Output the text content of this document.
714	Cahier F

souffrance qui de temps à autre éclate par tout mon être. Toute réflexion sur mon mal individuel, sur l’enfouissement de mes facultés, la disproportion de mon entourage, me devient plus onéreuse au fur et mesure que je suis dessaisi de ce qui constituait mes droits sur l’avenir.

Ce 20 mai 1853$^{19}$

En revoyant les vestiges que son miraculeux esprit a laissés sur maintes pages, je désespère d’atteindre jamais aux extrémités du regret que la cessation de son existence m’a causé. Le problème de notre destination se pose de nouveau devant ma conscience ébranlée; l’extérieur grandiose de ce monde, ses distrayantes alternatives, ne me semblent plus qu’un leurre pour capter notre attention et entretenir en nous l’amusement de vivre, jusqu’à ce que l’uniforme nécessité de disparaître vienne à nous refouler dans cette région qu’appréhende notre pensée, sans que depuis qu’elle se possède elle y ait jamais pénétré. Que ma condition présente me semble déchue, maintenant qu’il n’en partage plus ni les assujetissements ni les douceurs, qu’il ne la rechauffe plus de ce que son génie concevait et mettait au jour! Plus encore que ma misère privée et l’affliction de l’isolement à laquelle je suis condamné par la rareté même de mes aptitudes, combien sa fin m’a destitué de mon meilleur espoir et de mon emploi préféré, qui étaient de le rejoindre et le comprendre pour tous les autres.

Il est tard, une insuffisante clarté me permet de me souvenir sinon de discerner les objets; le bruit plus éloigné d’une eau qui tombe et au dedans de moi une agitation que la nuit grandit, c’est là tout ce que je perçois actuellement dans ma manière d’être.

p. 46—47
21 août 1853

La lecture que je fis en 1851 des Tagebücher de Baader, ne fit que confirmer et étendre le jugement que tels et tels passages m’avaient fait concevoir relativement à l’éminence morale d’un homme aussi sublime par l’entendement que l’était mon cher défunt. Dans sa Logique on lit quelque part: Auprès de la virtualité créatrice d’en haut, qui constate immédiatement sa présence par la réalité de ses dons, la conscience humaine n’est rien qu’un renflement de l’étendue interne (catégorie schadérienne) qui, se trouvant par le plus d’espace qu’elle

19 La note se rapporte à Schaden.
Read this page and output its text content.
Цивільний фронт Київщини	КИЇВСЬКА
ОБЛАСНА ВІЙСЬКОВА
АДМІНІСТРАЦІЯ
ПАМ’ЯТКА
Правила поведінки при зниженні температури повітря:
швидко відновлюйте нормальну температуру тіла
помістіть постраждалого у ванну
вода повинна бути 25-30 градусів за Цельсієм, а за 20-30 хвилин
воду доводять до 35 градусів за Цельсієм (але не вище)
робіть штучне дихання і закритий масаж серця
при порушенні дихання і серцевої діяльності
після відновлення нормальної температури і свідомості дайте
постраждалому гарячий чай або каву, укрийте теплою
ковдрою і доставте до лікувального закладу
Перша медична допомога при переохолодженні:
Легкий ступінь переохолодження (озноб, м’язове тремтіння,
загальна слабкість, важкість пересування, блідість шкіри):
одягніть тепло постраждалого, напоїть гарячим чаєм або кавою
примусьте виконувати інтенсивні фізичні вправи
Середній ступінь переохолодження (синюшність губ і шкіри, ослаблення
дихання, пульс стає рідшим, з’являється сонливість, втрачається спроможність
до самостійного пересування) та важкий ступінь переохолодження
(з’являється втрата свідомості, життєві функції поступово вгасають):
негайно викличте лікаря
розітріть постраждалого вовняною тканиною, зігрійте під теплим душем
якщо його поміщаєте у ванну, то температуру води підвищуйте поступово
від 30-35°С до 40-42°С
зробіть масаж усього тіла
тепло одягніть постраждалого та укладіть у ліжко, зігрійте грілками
══════════
▸ EXERCISE REQUIREMENTS
Search the data for "свідомості". Copy every matching line.

▸ SOLUTION BELOW
після відновлення нормальної температури і свідомості дайте
(з’являється втрата свідомості, життєві функції поступово вгасають):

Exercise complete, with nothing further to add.